_Data items_
>> Begin
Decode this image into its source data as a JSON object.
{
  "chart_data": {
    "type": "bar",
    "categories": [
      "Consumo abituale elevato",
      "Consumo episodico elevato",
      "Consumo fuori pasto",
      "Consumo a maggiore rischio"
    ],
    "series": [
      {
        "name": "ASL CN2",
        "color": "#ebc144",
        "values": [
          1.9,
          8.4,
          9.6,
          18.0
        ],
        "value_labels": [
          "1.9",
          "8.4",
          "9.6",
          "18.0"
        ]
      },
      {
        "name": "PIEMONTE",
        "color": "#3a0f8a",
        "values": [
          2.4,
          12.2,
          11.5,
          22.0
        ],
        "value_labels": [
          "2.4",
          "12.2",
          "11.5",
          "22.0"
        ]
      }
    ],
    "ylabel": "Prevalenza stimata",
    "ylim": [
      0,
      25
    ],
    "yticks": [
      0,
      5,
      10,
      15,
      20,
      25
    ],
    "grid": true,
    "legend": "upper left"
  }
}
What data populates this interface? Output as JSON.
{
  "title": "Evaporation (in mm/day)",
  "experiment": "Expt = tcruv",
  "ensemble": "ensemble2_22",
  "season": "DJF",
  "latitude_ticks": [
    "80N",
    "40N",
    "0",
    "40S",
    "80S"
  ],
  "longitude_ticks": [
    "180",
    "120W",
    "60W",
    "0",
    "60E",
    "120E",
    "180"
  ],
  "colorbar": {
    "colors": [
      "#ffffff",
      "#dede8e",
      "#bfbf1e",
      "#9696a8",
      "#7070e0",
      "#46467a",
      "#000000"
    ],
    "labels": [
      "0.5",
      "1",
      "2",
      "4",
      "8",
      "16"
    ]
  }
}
>> End
_TO DO_
All of the entries should be written out again exactly.

_SOLUTION_
Decode this image into its source data as a JSON object.
{
  "chart_data": {
    "type": "bar",
    "categories": [
      "Consumo abituale elevato",
      "Consumo episodico elevato",
      "Consumo fuori pasto",
      "Consumo a maggiore rischio"
    ],
    "series": [
      {
        "name": "ASL CN2",
        "color": "#ebc144",
        "values": [
          1.9,
          8.4,
          9.6,
          18.0
        ],
        "value_labels": [
          "1.9",
          "8.4",
          "9.6",
          "18.0"
        ]
      },
      {
        "name": "PIEMONTE",
        "color": "#3a0f8a",
        "values": [
          2.4,
          12.2,
          11.5,
          22.0
        ],
        "value_labels": [
          "2.4",
          "12.2",
          "11.5",
          "22.0"
        ]
      }
    ],
    "ylabel": "Prevalenza stimata",
    "ylim": [
      0,
      25
    ],
    "yticks": [
      0,
      5,
      10,
      15,
      20,
      25
    ],
    "grid": true,
    "legend": "upper left"
  }
}
What data populates this interface? Output as JSON.
{
  "title": "Evaporation (in mm/day)",
  "experiment": "Expt = tcruv",
  "ensemble": "ensemble2_22",
  "season": "DJF",
  "latitude_ticks": [
    "80N",
    "40N",
    "0",
    "40S",
    "80S"
  ],
  "longitude_ticks": [
    "180",
    "120W",
    "60W",
    "0",
    "60E",
    "120E",
    "180"
  ],
  "colorbar": {
    "colors": [
      "#ffffff",
      "#dede8e",
      "#bfbf1e",
      "#9696a8",
      "#7070e0",
      "#46467a",
      "#000000"
    ],
    "labels": [
      "0.5",
      "1",
      "2",
      "4",
      "8",
      "16"
    ]
  }
}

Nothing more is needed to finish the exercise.